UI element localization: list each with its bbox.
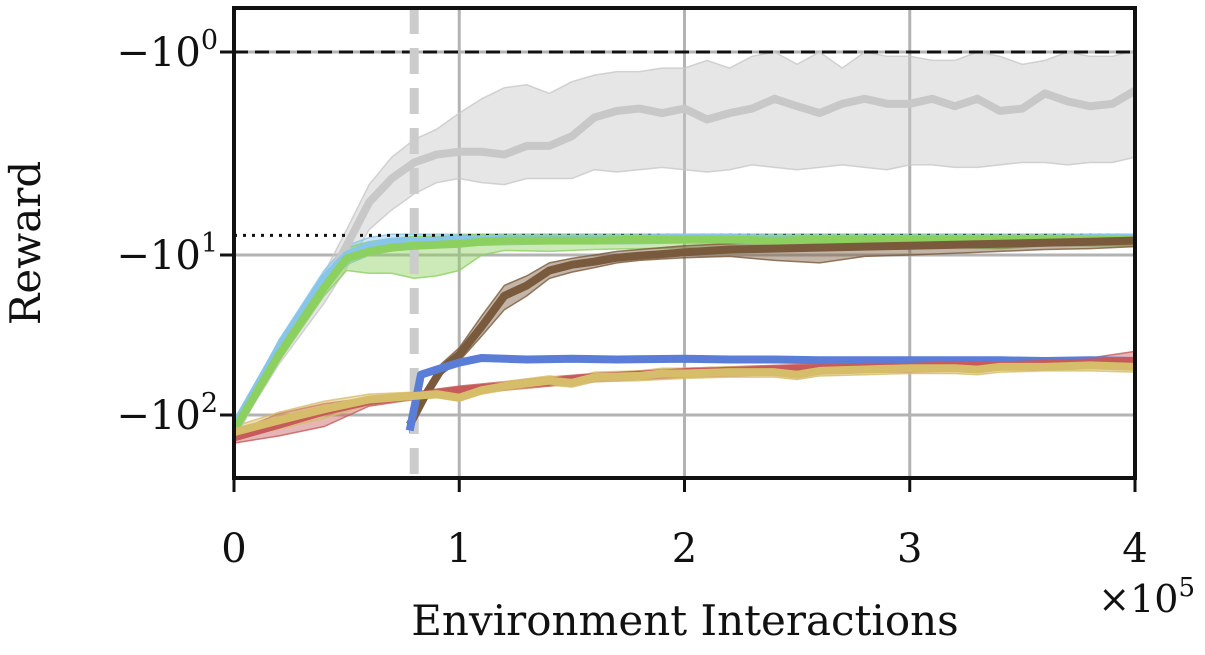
y-axis-label: Reward [1,161,50,325]
y-tick-label-2: −102 [116,388,218,439]
x-tick-label-3: 3 [897,526,922,572]
axis-ticks: 0 1 2 3 4 −100 −101 −102 [116,25,1147,572]
series-band-2 [234,233,1135,435]
series-line-6 [234,361,1135,437]
series-band-0 [234,49,1135,438]
x-offset-label: ×105 [1098,573,1195,621]
x-tick-label-2: 2 [672,526,697,572]
x-axis-label: Environment Interactions [411,596,958,645]
series-line-4 [405,353,1135,432]
x-tick-label-0: 0 [221,526,246,572]
series-line-2 [234,235,1135,433]
x-tick-label-4: 4 [1122,526,1147,572]
y-tick-label-0: −100 [116,25,218,76]
series-band-3 [408,234,1135,431]
series-line-3 [406,236,1135,427]
y-tick-label-1: −101 [116,228,218,279]
x-tick-label-1: 1 [447,526,472,572]
series-lines [234,87,1135,442]
series-line-0 [234,87,1135,436]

---+---

◆ Problem statement
Output every line of the listing above as a Markdown table with the columns "Row" and "Listing line," numbering the rows in order, skipping blank lines, and leaving the picture out.

◆ Full response
| Row | Listing line |
|---|---|
| 1 | UI element localization: list each with its bbox. |
| 2 | y-axis-label: Reward [1,161,50,325] |
| 3 | y-tick-label-2: −102 [116,388,218,439] |
| 4 | x-tick-label-3: 3 [897,526,922,572] |
| 5 | axis-ticks: 0 1 2 3 4 −100 −101 −102 [116,25,1147,572] |
| 6 | series-band-2 [234,233,1135,435] |
| 7 | series-line-6 [234,361,1135,437] |
| 8 | series-band-0 [234,49,1135,438] |
| 9 | x-offset-label: ×105 [1098,573,1195,621] |
| 10 | x-tick-label-2: 2 [672,526,697,572] |
| 11 | x-axis-label: Environment Interactions [411,596,958,645] |
| 12 | series-line-4 [405,353,1135,432] |
| 13 | x-tick-label-0: 0 [221,526,246,572] |
| 14 | series-line-2 [234,235,1135,433] |
| 15 | x-tick-label-4: 4 [1122,526,1147,572] |
| 16 | y-tick-label-0: −100 [116,25,218,76] |
| 17 | series-band-3 [408,234,1135,431] |
| 18 | series-line-3 [406,236,1135,427] |
| 19 | y-tick-label-1: −101 [116,228,218,279] |
| 20 | x-tick-label-1: 1 [447,526,472,572] |
| 21 | series-lines [234,87,1135,442] |
| 22 | series-line-0 [234,87,1135,436] |